[Fonte]
----------

Il cantautore sale sul palco
pochi minuti dopo le 21, e non impiega poco per far sedere
chi in piedi tenta di avvicinarsi al palco, perché i
concerti di Francesco Guccini vanno seguiti rigorosamente
seduti. Durante i laboriosi spostamenti Francesco intrattiene
il pubblico dichiarandosi vittima del "complesso di
Fazio" sindrome che colpisce gli uomini di spettacolo,
per la quale aveva invitato al suo spettacolo Rita Levi
Montalcini che impeganata già con "Taratata" aveva
dovuto dire di no, e persino il presidente americano Bill
Clinton che gli aveva invece assicurato che sarebbe
"venuto", giocando sul reale significato del verbo.

----------

[Elenco dei dati]
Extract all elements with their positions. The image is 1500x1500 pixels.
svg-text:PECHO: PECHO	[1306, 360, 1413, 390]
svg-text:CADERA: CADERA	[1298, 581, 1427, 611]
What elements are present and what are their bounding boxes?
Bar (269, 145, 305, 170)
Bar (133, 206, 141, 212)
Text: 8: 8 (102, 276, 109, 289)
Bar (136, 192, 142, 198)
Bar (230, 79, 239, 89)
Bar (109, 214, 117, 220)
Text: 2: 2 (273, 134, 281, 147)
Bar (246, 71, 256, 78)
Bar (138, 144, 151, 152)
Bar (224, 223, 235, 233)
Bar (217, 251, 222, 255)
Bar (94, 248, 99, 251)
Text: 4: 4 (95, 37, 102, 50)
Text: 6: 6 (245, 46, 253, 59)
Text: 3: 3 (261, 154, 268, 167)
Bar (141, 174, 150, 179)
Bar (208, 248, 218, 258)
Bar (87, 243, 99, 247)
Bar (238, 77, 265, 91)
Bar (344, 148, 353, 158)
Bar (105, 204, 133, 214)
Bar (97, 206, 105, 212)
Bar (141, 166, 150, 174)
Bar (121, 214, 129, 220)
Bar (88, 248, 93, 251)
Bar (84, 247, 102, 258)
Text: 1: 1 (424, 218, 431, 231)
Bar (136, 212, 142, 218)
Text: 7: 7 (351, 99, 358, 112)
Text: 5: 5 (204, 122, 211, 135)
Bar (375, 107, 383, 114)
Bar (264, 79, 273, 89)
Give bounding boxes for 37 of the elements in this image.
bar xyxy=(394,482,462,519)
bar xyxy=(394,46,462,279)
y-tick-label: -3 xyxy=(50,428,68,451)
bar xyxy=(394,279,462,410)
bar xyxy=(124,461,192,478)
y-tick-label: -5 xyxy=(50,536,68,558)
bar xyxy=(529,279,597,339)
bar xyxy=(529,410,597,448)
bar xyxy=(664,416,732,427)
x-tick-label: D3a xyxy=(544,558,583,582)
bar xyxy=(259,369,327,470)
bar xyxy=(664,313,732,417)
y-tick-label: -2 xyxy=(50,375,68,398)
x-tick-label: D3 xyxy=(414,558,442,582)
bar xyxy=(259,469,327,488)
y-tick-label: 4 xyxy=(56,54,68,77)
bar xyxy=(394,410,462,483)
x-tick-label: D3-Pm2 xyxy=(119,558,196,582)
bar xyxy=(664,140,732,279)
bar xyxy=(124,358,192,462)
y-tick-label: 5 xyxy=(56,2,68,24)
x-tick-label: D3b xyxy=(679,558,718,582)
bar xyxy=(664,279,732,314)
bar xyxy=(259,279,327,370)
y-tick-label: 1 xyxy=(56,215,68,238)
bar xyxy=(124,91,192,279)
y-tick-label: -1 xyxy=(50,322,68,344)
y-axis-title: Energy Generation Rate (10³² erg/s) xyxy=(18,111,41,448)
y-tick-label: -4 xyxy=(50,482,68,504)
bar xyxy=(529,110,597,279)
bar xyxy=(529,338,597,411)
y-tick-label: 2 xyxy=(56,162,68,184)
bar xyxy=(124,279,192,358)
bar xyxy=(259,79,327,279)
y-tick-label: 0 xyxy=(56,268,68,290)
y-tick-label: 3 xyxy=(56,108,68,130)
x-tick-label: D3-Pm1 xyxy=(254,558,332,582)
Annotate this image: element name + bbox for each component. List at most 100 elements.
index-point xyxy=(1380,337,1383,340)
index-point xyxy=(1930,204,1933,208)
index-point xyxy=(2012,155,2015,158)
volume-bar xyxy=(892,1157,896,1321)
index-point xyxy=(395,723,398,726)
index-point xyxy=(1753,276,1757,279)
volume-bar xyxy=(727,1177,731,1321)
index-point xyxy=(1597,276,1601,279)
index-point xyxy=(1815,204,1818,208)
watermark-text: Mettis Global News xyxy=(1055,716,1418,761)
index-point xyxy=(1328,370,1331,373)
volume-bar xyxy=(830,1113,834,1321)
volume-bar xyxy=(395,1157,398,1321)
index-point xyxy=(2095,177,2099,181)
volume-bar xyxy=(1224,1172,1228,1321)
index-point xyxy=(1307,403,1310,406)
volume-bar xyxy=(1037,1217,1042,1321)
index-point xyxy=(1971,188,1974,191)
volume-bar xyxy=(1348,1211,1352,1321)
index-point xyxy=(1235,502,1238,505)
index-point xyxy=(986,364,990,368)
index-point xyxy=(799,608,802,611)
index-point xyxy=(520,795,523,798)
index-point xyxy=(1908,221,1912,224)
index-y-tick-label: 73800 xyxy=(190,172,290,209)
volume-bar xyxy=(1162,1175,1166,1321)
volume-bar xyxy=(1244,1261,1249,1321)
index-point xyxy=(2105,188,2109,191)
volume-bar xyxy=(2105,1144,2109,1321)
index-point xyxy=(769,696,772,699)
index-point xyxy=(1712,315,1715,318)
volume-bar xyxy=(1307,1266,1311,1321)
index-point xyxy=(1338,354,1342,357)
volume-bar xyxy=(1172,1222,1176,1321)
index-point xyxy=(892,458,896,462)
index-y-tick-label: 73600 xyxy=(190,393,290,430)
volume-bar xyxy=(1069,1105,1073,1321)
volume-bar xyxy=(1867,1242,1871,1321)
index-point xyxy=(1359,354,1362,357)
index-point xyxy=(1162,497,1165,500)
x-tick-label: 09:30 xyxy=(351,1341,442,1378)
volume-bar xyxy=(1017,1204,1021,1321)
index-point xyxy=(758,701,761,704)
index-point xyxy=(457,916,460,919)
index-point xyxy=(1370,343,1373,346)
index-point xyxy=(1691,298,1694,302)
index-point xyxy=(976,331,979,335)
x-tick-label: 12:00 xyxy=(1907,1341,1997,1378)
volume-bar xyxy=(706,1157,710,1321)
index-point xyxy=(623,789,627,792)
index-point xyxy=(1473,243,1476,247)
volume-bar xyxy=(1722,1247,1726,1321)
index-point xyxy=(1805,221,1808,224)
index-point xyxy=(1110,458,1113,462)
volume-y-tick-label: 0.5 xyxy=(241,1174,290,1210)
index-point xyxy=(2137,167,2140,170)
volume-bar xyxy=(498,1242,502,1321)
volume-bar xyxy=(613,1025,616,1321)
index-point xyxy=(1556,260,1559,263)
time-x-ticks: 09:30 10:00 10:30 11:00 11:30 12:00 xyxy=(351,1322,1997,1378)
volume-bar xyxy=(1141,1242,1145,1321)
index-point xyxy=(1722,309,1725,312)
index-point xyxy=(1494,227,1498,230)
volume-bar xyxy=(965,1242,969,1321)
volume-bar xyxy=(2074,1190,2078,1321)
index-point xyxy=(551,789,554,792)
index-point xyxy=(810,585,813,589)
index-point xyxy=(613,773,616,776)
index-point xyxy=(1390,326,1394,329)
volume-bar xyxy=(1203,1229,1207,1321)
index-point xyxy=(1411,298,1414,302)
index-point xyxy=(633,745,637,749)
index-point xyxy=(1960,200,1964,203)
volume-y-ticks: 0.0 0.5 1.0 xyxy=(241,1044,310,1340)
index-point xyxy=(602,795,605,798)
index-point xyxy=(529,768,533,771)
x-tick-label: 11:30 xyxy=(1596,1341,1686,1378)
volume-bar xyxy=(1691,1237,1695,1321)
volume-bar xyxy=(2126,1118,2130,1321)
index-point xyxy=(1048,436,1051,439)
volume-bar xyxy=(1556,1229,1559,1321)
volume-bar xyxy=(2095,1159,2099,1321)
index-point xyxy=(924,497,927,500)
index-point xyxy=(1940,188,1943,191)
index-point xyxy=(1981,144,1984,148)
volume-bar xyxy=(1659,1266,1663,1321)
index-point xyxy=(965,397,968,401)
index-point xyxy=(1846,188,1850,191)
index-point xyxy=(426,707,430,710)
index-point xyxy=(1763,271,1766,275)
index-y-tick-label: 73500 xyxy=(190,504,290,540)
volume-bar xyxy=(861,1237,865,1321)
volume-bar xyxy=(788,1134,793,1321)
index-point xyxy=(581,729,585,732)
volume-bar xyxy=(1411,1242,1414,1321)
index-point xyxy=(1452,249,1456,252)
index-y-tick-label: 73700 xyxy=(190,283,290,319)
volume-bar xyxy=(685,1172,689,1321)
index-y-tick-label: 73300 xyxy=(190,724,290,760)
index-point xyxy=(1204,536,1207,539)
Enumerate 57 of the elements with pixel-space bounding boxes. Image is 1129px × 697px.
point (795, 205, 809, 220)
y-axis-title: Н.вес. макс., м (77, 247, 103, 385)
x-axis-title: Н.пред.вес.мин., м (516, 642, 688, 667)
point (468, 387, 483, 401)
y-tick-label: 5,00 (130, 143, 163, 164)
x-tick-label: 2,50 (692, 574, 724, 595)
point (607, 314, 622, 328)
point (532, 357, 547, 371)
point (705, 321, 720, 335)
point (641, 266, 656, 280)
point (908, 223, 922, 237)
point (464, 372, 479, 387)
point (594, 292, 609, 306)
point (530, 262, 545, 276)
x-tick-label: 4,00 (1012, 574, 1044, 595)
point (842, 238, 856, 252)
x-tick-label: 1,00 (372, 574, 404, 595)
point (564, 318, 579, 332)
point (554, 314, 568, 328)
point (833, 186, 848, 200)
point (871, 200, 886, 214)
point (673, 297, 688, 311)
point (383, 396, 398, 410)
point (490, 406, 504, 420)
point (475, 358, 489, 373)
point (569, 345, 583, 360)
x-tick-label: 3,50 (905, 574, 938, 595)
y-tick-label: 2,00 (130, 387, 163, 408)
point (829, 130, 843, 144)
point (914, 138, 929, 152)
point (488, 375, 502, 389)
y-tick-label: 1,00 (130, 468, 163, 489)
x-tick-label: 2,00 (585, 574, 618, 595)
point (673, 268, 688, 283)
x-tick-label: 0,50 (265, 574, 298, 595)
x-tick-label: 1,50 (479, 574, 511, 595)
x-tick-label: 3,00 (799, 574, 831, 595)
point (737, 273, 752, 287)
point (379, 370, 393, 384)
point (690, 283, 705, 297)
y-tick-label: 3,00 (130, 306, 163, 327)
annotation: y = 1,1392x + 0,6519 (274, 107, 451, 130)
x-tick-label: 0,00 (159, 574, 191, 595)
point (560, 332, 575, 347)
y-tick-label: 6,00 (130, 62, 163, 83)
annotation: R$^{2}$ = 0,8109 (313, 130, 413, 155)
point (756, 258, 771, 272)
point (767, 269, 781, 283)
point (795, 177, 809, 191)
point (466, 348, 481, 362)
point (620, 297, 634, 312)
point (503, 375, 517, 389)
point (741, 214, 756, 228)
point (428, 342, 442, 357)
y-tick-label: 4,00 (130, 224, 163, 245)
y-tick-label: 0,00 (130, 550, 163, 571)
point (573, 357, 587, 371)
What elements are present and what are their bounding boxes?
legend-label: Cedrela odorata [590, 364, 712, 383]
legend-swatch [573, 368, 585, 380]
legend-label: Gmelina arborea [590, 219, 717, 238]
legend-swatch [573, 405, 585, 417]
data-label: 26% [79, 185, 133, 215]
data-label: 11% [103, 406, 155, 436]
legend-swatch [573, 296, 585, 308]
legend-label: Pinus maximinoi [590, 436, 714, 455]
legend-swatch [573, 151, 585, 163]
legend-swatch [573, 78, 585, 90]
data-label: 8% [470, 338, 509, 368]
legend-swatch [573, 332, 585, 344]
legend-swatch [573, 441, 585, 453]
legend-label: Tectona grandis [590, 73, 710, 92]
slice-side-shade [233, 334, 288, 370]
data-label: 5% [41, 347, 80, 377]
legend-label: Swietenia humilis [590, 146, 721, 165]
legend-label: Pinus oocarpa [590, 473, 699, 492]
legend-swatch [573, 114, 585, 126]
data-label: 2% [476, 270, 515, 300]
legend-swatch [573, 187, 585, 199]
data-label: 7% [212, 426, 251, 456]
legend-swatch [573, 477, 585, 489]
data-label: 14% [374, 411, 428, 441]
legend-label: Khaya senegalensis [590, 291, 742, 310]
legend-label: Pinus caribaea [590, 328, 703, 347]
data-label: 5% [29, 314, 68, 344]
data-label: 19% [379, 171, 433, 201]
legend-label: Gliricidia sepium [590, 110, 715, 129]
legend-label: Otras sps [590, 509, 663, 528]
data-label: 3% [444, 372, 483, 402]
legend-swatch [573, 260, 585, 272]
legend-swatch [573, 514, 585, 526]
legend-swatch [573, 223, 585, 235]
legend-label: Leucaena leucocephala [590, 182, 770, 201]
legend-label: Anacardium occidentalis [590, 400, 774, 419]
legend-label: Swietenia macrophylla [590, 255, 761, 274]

----------

[Descrizione del compito]
Secondo la fonte, in che modo vanno seguiti i concerti di Francesco Guccini? I dati non hanno alcun ruolo in questo compito.

[Risposta scritta]
Vanno seguiti rigorosamente seduti.